All the records that follow need to be reproduced exactly. Omit the images.

** start of PROVIDED MATERIAL **

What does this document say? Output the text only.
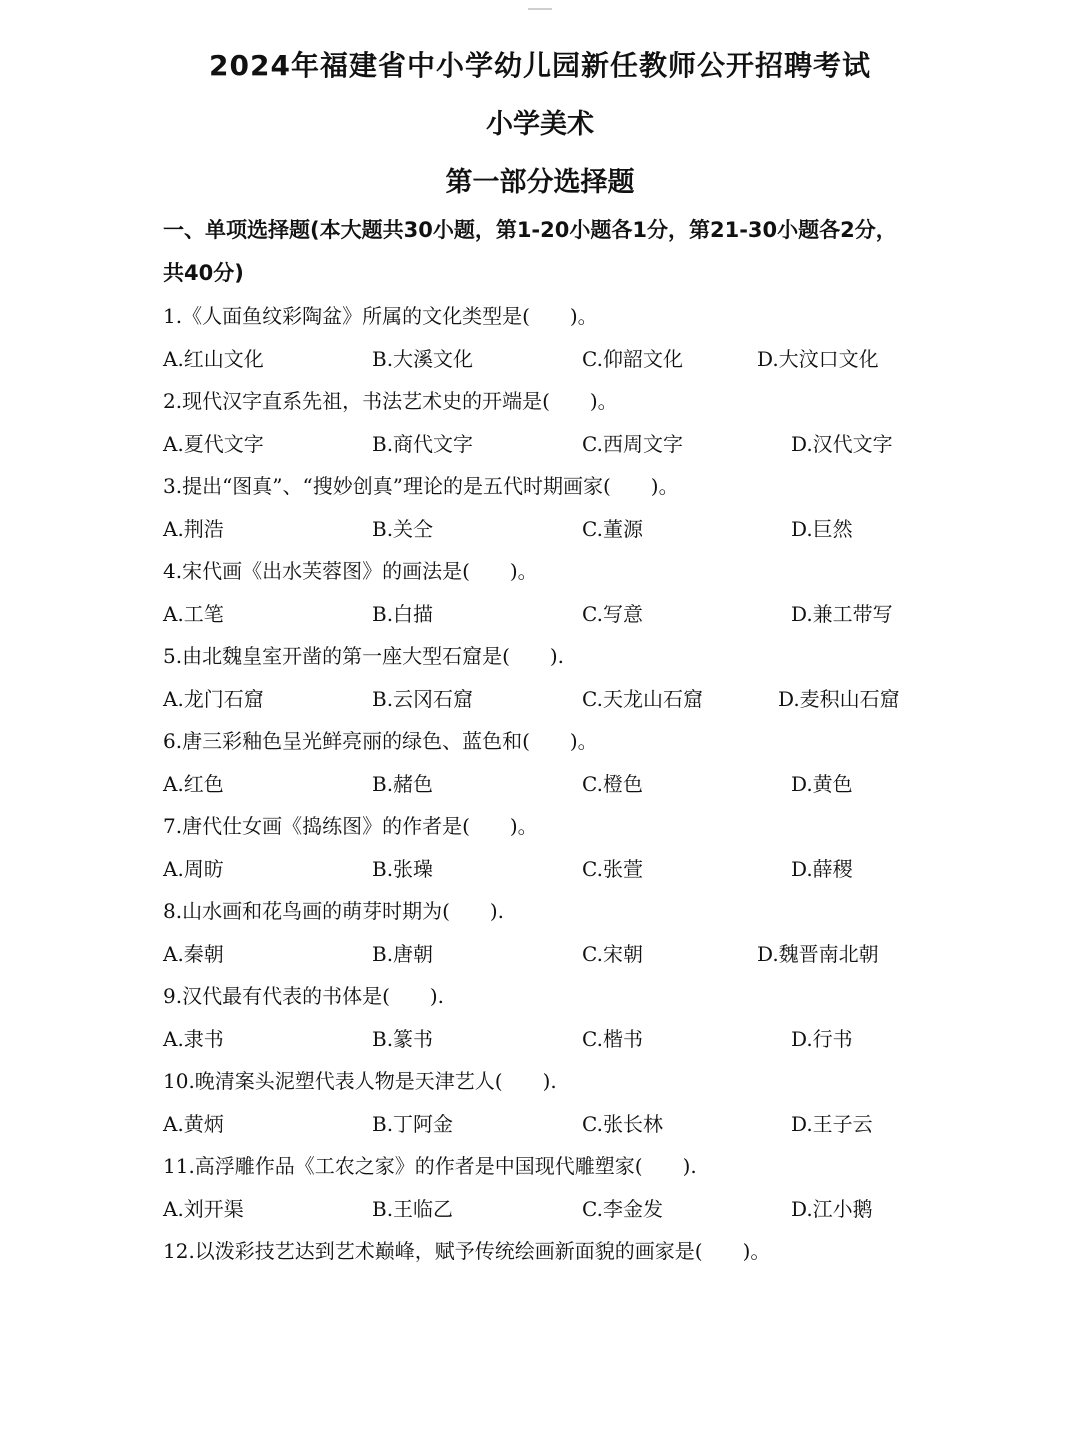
2024年福建省中小学幼儿园新任教师公开招聘考试
小学美术
第一部分选择题
一、单项选择题(本大题共30小题，第1-20小题各1分，第21-30小题各2分，
共40分)
1.《人面鱼纹彩陶盆》所属的文化类型是(　　)。
A.红山文化	B.大溪文化	C.仰韶文化	D.大汶口文化
2.现代汉字直系先祖，书法艺术史的开端是(　　)。
A.夏代文字	B.商代文字	C.西周文字	D.汉代文字
3.提出“图真”、“搜妙创真”理论的是五代时期画家(　　)。
A.荆浩	B.关仝	C.董源	D.巨然
4.宋代画《出水芙蓉图》的画法是(　　)。
A.工笔	B.白描	C.写意	D.兼工带写
5.由北魏皇室开凿的第一座大型石窟是(　　).
A.龙门石窟	B.云冈石窟	C.天龙山石窟	D.麦积山石窟
6.唐三彩釉色呈光鲜亮丽的绿色、蓝色和(　　)。
A.红色	B.赭色	C.橙色	D.黄色
7.唐代仕女画《捣练图》的作者是(　　)。
A.周昉	B.张璪	C.张萱	D.薛稷
8.山水画和花鸟画的萌芽时期为(　　).
A.秦朝	B.唐朝	C.宋朝	D.魏晋南北朝
9.汉代最有代表的书体是(　　).
A.隶书	B.篆书	C.楷书	D.行书
10.晚清案头泥塑代表人物是天津艺人(　　).
A.黄炳	B.丁阿金	C.张长林	D.王子云
11.高浮雕作品《工农之家》的作者是中国现代雕塑家(　　).
A.刘开渠	B.王临乙	C.李金发	D.江小鹅
12.以泼彩技艺达到艺术巅峰，赋予传统绘画新面貌的画家是(　　)。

** end of PROVIDED MATERIAL **

THE REPLY:
What does this document say? Output the text only.
2024年福建省中小学幼儿园新任教师公开招聘考试
小学美术
第一部分选择题
一、单项选择题(本大题共30小题，第1-20小题各1分，第21-30小题各2分，
共40分)
1.《人面鱼纹彩陶盆》所属的文化类型是(　　)。
A.红山文化	B.大溪文化	C.仰韶文化	D.大汶口文化
2.现代汉字直系先祖，书法艺术史的开端是(　　)。
A.夏代文字	B.商代文字	C.西周文字	D.汉代文字
3.提出“图真”、“搜妙创真”理论的是五代时期画家(　　)。
A.荆浩	B.关仝	C.董源	D.巨然
4.宋代画《出水芙蓉图》的画法是(　　)。
A.工笔	B.白描	C.写意	D.兼工带写
5.由北魏皇室开凿的第一座大型石窟是(　　).
A.龙门石窟	B.云冈石窟	C.天龙山石窟	D.麦积山石窟
6.唐三彩釉色呈光鲜亮丽的绿色、蓝色和(　　)。
A.红色	B.赭色	C.橙色	D.黄色
7.唐代仕女画《捣练图》的作者是(　　)。
A.周昉	B.张璪	C.张萱	D.薛稷
8.山水画和花鸟画的萌芽时期为(　　).
A.秦朝	B.唐朝	C.宋朝	D.魏晋南北朝
9.汉代最有代表的书体是(　　).
A.隶书	B.篆书	C.楷书	D.行书
10.晚清案头泥塑代表人物是天津艺人(　　).
A.黄炳	B.丁阿金	C.张长林	D.王子云
11.高浮雕作品《工农之家》的作者是中国现代雕塑家(　　).
A.刘开渠	B.王临乙	C.李金发	D.江小鹅
12.以泼彩技艺达到艺术巅峰，赋予传统绘画新面貌的画家是(　　)。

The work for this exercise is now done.